___ Data
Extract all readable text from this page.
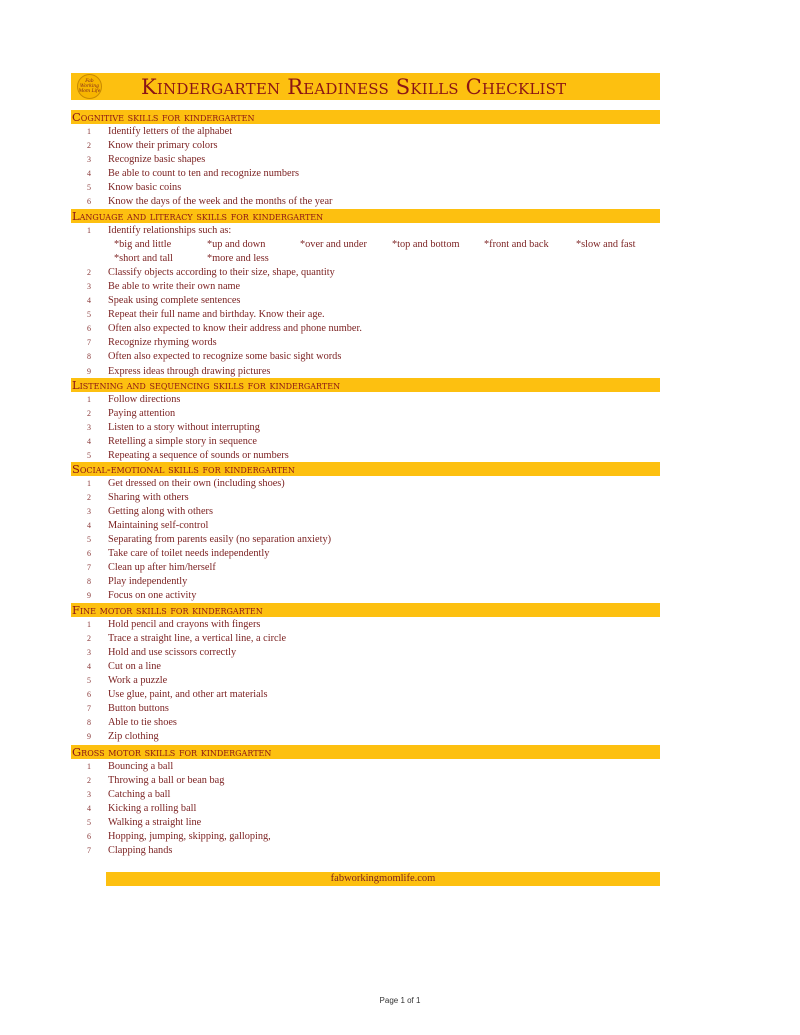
Fab Working Mom Life Kindergarten Readiness Skills Checklist
Cognitive skills for kindergarten
1	Identify letters of the alphabet
2	Know their primary colors
3	Recognize basic shapes
4	Be able to count to ten and recognize numbers
5	Know basic coins
6	Know the days of the week and the months of the year
Language and literacy skills for kindergarten
1	Identify relationships such as:
*big and little	*up and down	*over and under *top and bottom *front and back	*slow and fast
*short and tall	*more and less
2	Classify objects according to their size, shape, quantity
3	Be able to write their own name
4	Speak using complete sentences
5	Repeat their full name and birthday. Know their age.
6	Often also expected to know their address and phone number.
7	Recognize rhyming words
8	Often also expected to recognize some basic sight words
9	Express ideas through drawing pictures
Listening and sequencing skills for kindergarten
1	Follow directions
2	Paying attention
3	Listen to a story without interrupting
4	Retelling a simple story in sequence
5	Repeating a sequence of sounds or numbers
Social-emotional skills for kindergarten
1	Get dressed on their own (including shoes)
2	Sharing with others
3	Getting along with others
4	Maintaining self-control
5	Separating from parents easily (no separation anxiety)
6	Take care of toilet needs independently
7	Clean up after him/herself
8	Play independently
9	Focus on one activity
Fine motor skills for kindergarten
1	Hold pencil and crayons with fingers
2	Trace a straight line, a vertical line, a circle
3	Hold and use scissors correctly
4	Cut on a line
5	Work a puzzle
6	Use glue, paint, and other art materials
7	Button buttons
8	Able to tie shoes
9	Zip clothing
Gross motor skills for kindergarten
1	Bouncing a ball
2	Throwing a ball or bean bag
3	Catching a ball
4	Kicking a rolling ball
5	Walking a straight line
6	Hopping, jumping, skipping, galloping,
7	Clapping hands
fabworkingmomlife.com
Page 1 of 1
______
-- Exercise prompt --
Transcribe each entry above exactly, apart from the pictures.

-- Task response --
Extract all readable text from this page.
Fab Working Mom Life Kindergarten Readiness Skills Checklist
Cognitive skills for kindergarten
1	Identify letters of the alphabet
2	Know their primary colors
3	Recognize basic shapes
4	Be able to count to ten and recognize numbers
5	Know basic coins
6	Know the days of the week and the months of the year
Language and literacy skills for kindergarten
1	Identify relationships such as:
*big and little	*up and down	*over and under *top and bottom *front and back	*slow and fast
*short and tall	*more and less
2	Classify objects according to their size, shape, quantity
3	Be able to write their own name
4	Speak using complete sentences
5	Repeat their full name and birthday. Know their age.
6	Often also expected to know their address and phone number.
7	Recognize rhyming words
8	Often also expected to recognize some basic sight words
9	Express ideas through drawing pictures
Listening and sequencing skills for kindergarten
1	Follow directions
2	Paying attention
3	Listen to a story without interrupting
4	Retelling a simple story in sequence
5	Repeating a sequence of sounds or numbers
Social-emotional skills for kindergarten
1	Get dressed on their own (including shoes)
2	Sharing with others
3	Getting along with others
4	Maintaining self-control
5	Separating from parents easily (no separation anxiety)
6	Take care of toilet needs independently
7	Clean up after him/herself
8	Play independently
9	Focus on one activity
Fine motor skills for kindergarten
1	Hold pencil and crayons with fingers
2	Trace a straight line, a vertical line, a circle
3	Hold and use scissors correctly
4	Cut on a line
5	Work a puzzle
6	Use glue, paint, and other art materials
7	Button buttons
8	Able to tie shoes
9	Zip clothing
Gross motor skills for kindergarten
1	Bouncing a ball
2	Throwing a ball or bean bag
3	Catching a ball
4	Kicking a rolling ball
5	Walking a straight line
6	Hopping, jumping, skipping, galloping,
7	Clapping hands
fabworkingmomlife.com
Page 1 of 1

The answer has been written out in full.